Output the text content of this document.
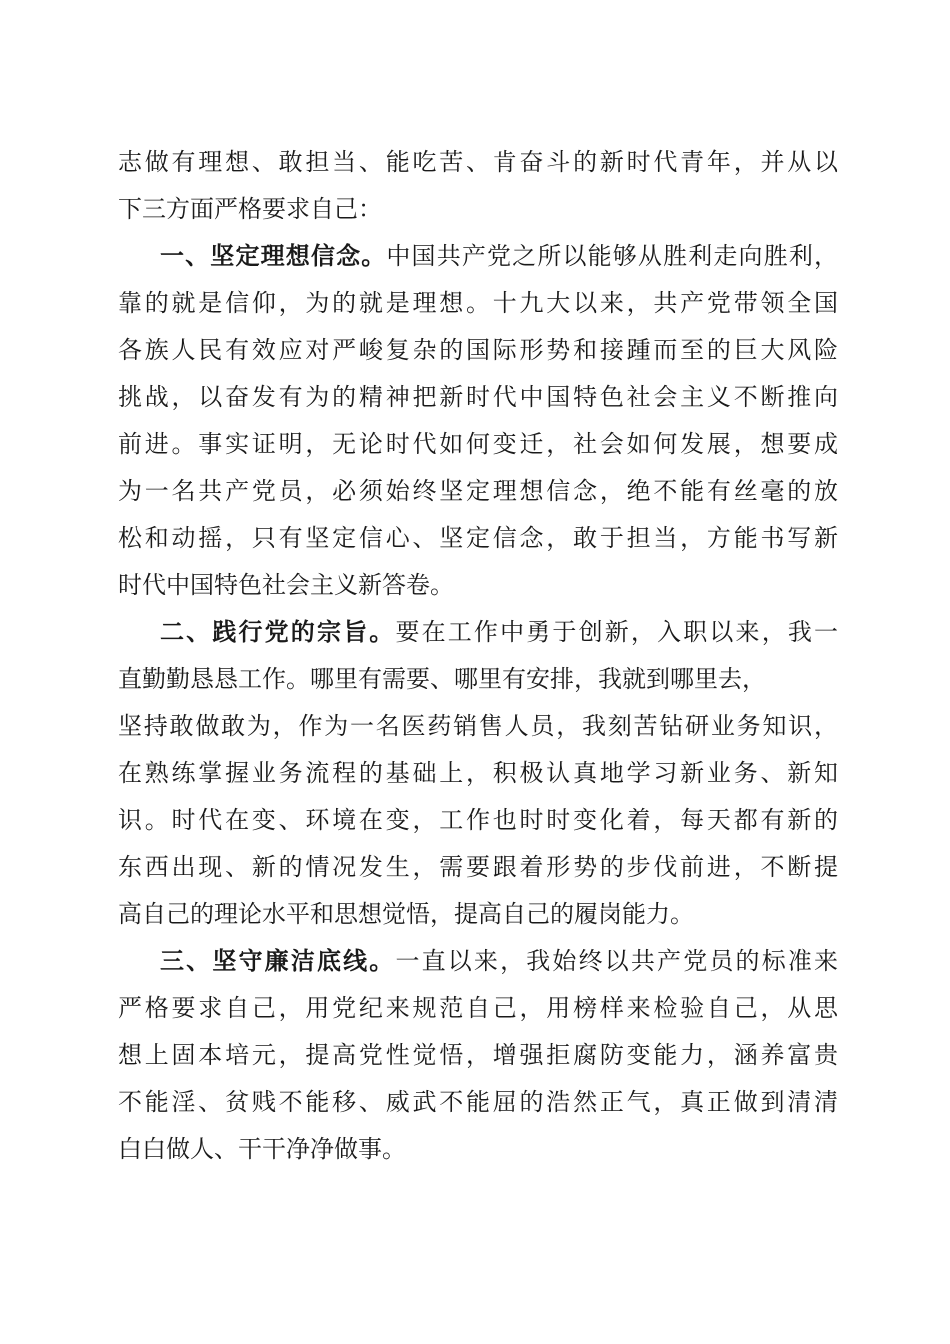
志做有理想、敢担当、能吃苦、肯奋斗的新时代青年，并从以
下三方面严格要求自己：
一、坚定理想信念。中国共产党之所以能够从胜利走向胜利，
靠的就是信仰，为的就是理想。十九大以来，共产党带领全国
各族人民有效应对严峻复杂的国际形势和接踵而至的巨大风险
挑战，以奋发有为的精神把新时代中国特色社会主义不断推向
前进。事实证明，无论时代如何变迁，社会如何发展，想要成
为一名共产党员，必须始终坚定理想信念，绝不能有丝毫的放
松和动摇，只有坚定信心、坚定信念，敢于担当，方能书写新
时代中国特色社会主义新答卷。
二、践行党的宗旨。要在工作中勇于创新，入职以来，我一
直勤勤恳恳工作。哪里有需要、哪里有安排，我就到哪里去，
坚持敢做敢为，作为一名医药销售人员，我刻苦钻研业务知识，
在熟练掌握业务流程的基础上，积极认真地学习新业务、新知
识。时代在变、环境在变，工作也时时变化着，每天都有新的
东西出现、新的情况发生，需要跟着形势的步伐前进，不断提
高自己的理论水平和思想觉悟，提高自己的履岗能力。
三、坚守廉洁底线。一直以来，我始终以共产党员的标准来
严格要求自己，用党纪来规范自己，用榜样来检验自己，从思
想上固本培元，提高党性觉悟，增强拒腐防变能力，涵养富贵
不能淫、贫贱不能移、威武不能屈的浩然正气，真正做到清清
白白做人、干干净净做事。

──────────

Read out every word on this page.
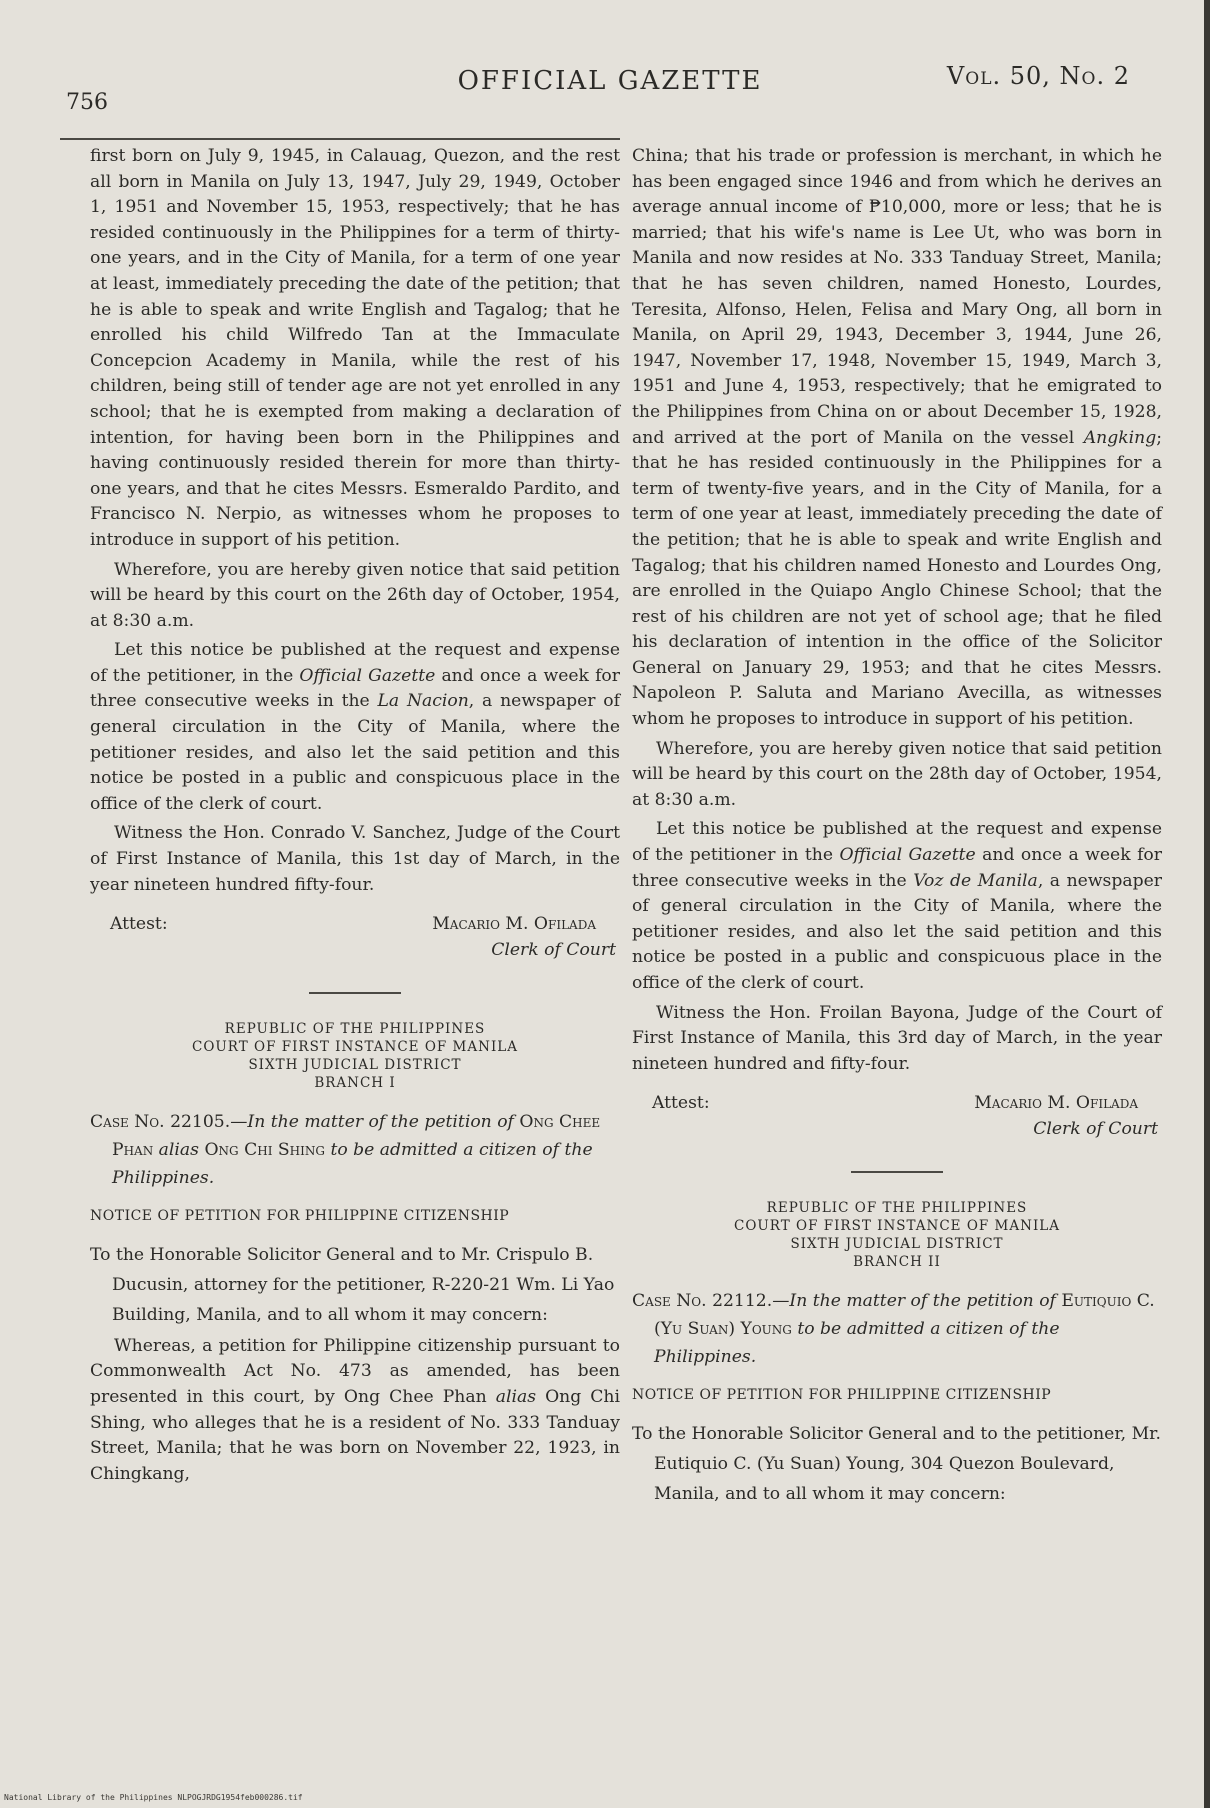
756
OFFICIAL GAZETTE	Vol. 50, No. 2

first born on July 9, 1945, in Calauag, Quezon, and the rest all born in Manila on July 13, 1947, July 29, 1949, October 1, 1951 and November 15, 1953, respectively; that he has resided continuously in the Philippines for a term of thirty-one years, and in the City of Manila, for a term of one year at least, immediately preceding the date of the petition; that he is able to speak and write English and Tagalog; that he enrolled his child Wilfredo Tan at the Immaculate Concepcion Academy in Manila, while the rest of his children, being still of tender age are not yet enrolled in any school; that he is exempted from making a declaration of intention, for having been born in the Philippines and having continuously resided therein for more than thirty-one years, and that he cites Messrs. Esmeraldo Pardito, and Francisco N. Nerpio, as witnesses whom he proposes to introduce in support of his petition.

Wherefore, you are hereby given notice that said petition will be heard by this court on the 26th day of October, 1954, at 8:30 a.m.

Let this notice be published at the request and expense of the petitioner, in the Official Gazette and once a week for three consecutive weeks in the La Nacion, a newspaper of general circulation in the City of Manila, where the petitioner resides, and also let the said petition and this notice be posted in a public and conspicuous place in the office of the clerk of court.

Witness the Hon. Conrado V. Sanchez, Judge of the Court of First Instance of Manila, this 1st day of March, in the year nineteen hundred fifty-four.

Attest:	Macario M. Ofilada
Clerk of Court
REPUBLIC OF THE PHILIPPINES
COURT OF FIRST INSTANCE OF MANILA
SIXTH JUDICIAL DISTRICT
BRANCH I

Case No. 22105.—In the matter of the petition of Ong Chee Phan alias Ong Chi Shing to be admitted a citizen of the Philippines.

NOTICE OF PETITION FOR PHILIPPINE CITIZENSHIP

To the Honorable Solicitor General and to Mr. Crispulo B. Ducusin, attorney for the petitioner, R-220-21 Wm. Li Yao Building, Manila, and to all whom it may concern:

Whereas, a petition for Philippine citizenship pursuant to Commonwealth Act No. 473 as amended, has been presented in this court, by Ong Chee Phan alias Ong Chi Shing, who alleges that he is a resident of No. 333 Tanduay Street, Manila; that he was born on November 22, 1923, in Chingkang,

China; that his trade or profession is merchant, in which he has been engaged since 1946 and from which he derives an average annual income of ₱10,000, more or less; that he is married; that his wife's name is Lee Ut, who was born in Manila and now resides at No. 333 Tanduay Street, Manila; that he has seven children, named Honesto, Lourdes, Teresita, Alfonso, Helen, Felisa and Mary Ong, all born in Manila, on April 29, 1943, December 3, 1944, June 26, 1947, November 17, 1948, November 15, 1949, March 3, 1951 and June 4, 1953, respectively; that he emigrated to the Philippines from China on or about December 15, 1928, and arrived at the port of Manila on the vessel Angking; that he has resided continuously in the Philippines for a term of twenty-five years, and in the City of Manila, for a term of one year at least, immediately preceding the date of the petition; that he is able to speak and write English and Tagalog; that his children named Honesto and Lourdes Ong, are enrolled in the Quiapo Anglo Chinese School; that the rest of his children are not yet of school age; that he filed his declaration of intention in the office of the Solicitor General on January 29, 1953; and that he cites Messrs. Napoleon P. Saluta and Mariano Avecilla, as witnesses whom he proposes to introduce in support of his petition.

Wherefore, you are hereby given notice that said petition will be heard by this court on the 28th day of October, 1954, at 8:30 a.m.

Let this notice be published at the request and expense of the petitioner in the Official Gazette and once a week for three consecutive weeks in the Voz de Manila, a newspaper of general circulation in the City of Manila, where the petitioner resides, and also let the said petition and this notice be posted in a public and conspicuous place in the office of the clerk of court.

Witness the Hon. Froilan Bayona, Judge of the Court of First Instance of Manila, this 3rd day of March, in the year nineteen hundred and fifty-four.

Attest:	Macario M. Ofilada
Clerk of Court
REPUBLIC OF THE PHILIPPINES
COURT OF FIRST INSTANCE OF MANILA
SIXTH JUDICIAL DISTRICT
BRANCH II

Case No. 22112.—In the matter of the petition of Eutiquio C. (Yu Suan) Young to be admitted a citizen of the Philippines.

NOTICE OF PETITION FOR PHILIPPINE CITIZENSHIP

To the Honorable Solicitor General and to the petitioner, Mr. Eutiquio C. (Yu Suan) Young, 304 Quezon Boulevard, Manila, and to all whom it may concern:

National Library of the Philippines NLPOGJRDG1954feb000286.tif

──────────

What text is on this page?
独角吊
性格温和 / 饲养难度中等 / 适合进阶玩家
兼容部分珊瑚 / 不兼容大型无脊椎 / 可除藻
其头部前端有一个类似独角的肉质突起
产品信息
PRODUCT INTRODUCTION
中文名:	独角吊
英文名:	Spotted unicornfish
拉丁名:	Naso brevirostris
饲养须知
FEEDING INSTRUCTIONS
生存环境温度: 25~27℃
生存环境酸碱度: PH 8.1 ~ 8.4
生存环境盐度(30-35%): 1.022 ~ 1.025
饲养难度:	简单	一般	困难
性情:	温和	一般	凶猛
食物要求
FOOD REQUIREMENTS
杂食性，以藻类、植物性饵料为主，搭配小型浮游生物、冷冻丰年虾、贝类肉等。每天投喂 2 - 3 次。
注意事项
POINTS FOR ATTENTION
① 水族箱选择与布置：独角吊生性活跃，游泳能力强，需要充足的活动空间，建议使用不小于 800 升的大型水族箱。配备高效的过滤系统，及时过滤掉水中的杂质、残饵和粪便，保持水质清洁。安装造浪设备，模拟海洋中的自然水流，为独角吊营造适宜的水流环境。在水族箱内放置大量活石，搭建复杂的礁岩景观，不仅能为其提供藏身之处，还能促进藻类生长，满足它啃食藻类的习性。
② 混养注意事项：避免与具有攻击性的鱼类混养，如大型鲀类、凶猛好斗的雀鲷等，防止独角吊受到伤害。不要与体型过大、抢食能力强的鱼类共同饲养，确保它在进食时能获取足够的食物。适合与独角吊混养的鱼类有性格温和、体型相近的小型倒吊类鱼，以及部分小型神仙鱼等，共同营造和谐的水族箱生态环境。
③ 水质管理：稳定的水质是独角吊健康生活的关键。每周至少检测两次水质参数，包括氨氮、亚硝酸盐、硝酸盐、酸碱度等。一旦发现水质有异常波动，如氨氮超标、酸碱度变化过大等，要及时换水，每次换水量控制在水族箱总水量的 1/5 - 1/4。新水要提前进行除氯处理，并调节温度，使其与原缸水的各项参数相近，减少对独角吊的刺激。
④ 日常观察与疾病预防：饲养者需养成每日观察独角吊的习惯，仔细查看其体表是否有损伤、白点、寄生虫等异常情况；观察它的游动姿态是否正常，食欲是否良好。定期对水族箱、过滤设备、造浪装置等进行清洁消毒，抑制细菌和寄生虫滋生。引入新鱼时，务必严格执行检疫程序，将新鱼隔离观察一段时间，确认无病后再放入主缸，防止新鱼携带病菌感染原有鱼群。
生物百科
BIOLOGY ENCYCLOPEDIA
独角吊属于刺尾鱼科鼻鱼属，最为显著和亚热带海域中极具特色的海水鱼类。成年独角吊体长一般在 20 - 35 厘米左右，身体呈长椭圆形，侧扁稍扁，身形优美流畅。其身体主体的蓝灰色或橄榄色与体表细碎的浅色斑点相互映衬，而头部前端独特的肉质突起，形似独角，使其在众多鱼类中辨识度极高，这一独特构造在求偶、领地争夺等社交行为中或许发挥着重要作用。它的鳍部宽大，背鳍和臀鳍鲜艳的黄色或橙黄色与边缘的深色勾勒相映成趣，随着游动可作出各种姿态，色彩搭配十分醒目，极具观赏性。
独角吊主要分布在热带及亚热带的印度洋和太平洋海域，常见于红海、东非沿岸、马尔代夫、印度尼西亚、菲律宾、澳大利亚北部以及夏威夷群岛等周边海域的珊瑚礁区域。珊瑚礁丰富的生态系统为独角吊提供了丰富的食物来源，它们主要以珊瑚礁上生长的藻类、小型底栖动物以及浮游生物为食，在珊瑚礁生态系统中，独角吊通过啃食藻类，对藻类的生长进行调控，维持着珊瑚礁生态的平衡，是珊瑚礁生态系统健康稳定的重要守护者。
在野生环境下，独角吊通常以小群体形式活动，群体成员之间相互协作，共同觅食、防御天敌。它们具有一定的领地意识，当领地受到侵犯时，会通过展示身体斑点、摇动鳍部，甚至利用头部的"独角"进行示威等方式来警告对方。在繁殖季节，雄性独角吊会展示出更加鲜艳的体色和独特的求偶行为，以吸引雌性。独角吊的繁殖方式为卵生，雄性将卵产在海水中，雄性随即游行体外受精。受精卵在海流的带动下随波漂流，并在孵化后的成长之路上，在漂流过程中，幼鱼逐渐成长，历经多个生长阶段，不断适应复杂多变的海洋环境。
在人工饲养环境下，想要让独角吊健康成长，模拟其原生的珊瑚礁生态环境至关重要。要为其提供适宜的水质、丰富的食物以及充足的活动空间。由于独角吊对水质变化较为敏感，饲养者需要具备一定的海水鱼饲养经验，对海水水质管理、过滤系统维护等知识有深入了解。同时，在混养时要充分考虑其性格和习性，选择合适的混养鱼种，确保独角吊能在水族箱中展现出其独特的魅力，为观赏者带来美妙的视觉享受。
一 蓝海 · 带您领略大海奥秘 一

──────────

■ WRITTEN INSTRUCTION ■
Out of the preceding entries, pull every line containing the string "alias".

■ SOLUTION ■
Case No. 22105.—In the matter of the petition of Ong Chee Phan alias Ong Chi Shing to be admitted a citizen of the Philippines.
Whereas, a petition for Philippine citizenship pursuant to Commonwealth Act No. 473 as amended, has been presented in this court, by Ong Chee Phan alias Ong Chi Shing, who alleges that he is a resident of No. 333 Tanduay Street, Manila; that he was born on November 22, 1923, in Chingkang,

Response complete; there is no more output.